Stored data entries
+===+
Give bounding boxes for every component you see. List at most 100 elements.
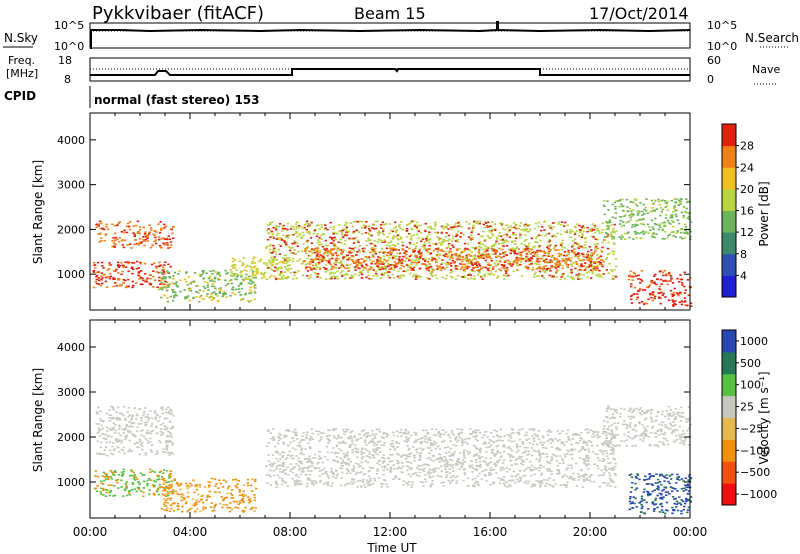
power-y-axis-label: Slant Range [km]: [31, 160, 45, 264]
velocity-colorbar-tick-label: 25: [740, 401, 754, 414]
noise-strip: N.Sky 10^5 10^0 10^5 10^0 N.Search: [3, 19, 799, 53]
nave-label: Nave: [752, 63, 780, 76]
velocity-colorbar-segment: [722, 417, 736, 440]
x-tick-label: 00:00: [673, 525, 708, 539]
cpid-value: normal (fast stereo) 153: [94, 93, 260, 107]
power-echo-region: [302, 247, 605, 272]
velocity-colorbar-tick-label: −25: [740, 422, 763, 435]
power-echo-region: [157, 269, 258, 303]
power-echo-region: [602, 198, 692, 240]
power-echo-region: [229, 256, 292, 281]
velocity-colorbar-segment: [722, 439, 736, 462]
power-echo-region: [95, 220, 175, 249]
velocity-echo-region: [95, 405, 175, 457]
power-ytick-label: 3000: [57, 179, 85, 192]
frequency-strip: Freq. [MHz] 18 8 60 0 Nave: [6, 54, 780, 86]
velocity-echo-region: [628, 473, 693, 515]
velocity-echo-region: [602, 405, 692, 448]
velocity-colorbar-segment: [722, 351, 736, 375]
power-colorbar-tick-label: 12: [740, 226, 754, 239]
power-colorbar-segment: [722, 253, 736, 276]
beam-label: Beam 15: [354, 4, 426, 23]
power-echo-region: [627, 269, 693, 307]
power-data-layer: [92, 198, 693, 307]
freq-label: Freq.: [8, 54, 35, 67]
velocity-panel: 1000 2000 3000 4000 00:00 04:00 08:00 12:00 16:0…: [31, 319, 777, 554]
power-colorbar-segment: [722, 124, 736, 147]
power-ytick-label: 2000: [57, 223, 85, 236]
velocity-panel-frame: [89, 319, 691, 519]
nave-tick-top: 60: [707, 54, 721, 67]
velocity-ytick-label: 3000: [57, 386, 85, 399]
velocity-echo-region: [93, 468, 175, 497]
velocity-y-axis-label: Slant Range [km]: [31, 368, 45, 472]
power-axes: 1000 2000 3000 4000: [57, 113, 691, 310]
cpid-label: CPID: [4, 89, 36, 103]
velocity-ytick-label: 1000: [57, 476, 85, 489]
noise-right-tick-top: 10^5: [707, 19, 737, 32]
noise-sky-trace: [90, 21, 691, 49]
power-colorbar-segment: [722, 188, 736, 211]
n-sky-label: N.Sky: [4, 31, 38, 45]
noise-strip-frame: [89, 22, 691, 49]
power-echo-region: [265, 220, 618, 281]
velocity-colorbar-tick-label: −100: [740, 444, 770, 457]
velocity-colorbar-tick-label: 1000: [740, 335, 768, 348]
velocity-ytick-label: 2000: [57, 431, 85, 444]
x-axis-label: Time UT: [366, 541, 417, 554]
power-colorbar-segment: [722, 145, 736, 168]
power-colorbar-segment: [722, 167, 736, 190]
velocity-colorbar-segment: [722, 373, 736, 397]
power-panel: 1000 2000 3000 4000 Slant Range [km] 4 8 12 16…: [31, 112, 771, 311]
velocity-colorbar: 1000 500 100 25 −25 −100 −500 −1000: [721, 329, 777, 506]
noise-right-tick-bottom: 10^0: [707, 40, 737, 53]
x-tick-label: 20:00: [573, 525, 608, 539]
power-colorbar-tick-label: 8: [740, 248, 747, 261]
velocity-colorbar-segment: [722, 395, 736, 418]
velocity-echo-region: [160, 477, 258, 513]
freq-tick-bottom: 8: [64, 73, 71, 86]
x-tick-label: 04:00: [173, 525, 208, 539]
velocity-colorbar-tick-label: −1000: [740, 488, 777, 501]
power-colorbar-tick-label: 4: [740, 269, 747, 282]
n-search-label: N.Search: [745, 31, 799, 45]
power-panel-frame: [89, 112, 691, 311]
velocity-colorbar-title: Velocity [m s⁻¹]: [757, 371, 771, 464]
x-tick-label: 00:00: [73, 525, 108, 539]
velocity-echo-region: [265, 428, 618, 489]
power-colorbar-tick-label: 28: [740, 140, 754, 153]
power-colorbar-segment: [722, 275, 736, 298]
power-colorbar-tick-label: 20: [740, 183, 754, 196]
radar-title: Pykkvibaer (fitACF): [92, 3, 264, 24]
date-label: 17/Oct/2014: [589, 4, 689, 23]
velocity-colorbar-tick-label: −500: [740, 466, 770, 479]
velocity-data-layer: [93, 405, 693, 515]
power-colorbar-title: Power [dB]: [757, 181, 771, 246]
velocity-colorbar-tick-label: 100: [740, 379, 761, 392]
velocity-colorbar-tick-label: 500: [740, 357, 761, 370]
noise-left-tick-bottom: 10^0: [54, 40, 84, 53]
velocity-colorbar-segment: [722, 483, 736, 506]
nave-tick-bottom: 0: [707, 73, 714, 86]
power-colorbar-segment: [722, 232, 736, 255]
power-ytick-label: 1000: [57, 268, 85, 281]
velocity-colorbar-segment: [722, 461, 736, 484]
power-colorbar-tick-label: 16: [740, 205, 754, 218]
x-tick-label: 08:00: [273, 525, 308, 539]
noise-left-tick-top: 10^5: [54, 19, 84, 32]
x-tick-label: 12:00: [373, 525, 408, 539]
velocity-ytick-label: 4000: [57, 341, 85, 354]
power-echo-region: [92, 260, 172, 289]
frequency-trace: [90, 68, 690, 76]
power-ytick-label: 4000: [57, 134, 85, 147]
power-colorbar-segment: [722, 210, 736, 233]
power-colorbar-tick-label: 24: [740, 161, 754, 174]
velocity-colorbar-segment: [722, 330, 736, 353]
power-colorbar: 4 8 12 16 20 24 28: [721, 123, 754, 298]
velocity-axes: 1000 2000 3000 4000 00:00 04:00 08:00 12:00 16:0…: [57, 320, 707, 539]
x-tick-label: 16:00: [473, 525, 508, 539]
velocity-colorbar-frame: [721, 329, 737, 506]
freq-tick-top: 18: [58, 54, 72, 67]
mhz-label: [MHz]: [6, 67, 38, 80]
+===+
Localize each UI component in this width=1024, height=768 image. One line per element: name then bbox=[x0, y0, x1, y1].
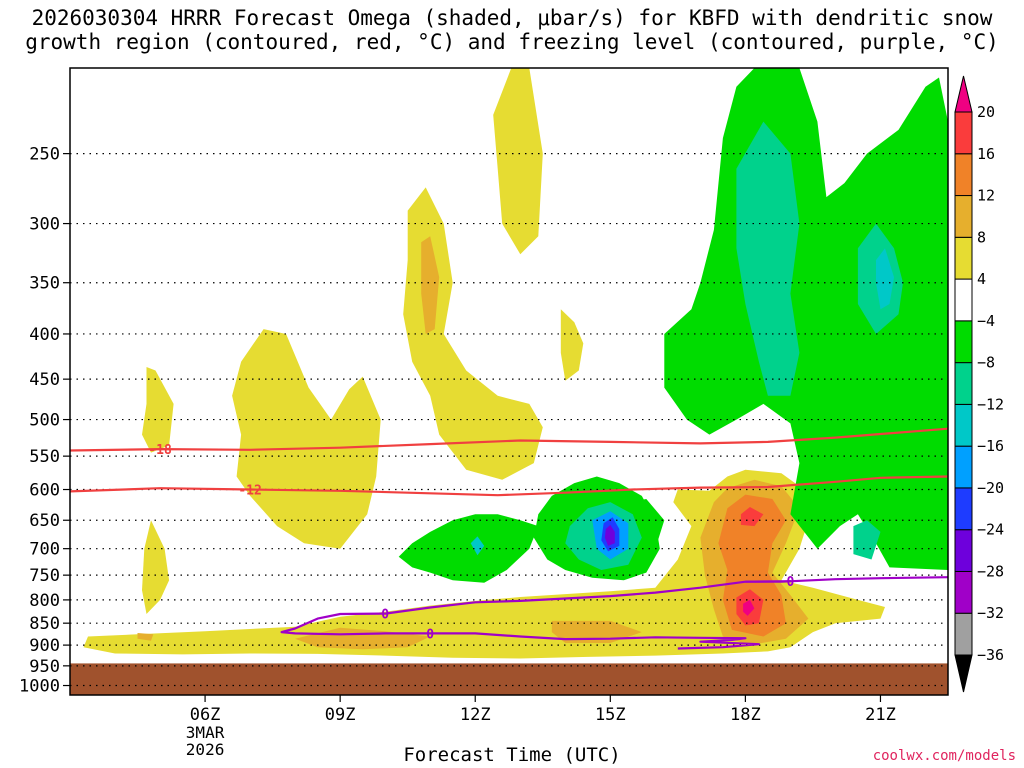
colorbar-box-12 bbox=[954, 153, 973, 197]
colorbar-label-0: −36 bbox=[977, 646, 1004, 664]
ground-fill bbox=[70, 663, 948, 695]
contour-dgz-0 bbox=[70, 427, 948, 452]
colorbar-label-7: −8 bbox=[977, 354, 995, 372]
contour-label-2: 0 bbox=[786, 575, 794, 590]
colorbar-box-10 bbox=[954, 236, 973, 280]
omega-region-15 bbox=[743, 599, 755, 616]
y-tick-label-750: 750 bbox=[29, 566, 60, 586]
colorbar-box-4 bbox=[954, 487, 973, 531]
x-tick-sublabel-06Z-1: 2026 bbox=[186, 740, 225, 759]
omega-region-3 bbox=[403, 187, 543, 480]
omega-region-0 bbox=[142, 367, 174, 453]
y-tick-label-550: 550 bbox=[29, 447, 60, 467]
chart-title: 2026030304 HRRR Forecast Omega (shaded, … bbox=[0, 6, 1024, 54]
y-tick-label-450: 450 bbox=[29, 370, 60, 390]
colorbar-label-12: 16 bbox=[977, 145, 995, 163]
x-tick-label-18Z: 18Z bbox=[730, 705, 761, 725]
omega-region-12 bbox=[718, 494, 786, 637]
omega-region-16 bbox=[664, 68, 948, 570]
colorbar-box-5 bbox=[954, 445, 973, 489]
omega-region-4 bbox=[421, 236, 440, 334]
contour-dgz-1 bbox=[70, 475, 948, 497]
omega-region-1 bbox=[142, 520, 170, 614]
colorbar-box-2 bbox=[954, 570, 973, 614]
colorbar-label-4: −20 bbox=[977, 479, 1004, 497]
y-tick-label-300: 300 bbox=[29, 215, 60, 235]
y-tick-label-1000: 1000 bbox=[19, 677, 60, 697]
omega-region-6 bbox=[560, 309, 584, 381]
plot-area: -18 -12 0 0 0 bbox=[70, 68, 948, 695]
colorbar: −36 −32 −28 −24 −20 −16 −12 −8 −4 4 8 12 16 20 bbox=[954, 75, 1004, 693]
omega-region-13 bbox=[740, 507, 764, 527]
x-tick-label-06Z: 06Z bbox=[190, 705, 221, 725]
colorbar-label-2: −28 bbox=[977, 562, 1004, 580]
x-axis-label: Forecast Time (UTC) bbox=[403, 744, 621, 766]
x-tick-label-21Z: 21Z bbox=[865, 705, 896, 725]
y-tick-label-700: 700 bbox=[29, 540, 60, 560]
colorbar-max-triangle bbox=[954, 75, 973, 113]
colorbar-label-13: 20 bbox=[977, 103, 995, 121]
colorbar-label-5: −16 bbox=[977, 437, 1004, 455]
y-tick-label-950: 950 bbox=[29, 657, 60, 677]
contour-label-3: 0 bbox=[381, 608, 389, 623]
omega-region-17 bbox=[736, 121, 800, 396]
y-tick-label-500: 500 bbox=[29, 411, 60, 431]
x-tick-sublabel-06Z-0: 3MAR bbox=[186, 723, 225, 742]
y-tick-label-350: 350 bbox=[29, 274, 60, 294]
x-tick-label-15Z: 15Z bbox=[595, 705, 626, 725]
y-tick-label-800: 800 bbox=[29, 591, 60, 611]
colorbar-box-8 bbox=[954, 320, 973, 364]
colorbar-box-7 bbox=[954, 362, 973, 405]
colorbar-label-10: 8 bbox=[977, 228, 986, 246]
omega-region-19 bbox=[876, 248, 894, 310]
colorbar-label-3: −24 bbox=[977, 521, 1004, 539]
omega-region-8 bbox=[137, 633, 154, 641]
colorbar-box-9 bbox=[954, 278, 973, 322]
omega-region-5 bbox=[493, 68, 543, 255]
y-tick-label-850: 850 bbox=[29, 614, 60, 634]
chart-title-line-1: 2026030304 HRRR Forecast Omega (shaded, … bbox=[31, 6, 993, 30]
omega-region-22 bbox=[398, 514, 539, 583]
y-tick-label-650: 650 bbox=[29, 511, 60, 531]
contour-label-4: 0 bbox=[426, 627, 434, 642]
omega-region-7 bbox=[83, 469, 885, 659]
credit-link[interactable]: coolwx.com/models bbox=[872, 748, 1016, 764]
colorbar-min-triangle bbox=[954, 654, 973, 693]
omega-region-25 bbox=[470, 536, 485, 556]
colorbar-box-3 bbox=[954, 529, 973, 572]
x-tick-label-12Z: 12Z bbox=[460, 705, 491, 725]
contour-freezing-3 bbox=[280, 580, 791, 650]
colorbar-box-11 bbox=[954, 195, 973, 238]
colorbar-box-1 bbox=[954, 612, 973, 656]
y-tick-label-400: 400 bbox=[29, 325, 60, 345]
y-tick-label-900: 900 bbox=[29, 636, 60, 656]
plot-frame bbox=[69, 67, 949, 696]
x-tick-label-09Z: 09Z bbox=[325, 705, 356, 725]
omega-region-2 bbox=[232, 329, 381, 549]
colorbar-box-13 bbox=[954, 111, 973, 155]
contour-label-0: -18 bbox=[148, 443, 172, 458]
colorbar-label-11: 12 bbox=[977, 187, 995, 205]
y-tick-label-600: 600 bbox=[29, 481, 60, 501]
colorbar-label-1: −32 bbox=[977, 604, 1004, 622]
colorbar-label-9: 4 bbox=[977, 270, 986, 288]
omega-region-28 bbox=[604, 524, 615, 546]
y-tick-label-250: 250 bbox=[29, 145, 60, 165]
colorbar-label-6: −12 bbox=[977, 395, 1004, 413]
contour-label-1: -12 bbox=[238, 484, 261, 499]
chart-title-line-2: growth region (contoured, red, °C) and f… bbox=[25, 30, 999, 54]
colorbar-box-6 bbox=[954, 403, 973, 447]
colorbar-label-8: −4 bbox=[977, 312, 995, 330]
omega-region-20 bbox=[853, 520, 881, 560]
+===+
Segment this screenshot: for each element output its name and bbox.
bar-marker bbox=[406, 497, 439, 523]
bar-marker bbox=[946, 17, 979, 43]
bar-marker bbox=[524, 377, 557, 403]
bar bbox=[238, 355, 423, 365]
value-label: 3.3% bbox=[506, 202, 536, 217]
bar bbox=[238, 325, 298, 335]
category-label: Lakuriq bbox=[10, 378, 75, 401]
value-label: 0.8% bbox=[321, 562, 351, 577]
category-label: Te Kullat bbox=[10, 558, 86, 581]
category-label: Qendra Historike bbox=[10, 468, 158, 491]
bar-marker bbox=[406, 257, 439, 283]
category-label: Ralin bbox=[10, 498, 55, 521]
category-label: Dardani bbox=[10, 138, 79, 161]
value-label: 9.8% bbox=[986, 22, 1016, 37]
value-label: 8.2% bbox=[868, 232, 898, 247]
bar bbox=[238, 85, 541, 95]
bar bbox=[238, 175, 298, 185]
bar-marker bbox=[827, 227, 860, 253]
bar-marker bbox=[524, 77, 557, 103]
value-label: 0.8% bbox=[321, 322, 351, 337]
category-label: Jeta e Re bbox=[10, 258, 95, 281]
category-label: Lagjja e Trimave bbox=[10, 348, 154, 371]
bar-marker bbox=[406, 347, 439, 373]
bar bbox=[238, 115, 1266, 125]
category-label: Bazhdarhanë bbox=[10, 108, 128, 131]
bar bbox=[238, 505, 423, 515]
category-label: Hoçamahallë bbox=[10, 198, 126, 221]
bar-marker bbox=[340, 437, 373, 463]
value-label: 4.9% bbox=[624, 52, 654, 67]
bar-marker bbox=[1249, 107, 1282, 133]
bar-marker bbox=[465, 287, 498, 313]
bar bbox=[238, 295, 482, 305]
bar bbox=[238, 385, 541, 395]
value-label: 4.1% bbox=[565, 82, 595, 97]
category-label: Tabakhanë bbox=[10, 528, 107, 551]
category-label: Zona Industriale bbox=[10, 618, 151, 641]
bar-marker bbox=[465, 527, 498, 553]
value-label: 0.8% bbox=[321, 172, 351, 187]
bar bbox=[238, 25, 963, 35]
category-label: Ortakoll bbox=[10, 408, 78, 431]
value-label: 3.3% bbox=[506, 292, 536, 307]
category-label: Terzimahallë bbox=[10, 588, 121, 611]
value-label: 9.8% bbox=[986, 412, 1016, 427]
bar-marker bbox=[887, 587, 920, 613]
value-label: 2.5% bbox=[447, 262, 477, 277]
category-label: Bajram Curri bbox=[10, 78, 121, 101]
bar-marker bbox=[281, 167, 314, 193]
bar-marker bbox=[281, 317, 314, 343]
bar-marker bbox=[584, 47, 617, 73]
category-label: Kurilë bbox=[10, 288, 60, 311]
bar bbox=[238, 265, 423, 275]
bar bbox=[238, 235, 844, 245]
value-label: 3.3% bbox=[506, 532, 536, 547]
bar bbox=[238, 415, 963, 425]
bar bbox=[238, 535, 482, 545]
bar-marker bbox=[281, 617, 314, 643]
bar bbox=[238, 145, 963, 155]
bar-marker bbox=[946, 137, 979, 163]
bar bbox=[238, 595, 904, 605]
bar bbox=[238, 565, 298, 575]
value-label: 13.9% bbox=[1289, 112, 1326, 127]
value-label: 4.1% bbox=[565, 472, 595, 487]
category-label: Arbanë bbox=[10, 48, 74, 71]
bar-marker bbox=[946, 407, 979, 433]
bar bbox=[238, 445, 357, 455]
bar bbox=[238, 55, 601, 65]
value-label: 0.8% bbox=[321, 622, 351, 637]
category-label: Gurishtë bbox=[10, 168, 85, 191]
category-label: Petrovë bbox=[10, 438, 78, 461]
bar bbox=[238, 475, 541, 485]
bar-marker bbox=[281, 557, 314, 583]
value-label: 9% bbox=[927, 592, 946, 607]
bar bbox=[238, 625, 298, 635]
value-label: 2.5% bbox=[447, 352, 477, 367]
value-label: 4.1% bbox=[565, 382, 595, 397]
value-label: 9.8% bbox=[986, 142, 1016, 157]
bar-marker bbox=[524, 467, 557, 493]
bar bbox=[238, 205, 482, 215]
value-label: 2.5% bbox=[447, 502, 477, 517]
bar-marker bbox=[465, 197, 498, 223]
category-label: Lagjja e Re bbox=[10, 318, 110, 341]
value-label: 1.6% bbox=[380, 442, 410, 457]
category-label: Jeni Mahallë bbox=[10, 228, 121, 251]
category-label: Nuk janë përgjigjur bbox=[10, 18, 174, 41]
+===+
AIM OF THE EXERCISE
Return every line of the records above that contains the word "frequency".

OUTPUT FOR THIS EXERCISE
frequency-strip: Freq. [MHz] 18 8 60 0 Nave: [6, 54, 780, 86]
frequency-trace: [90, 68, 690, 76]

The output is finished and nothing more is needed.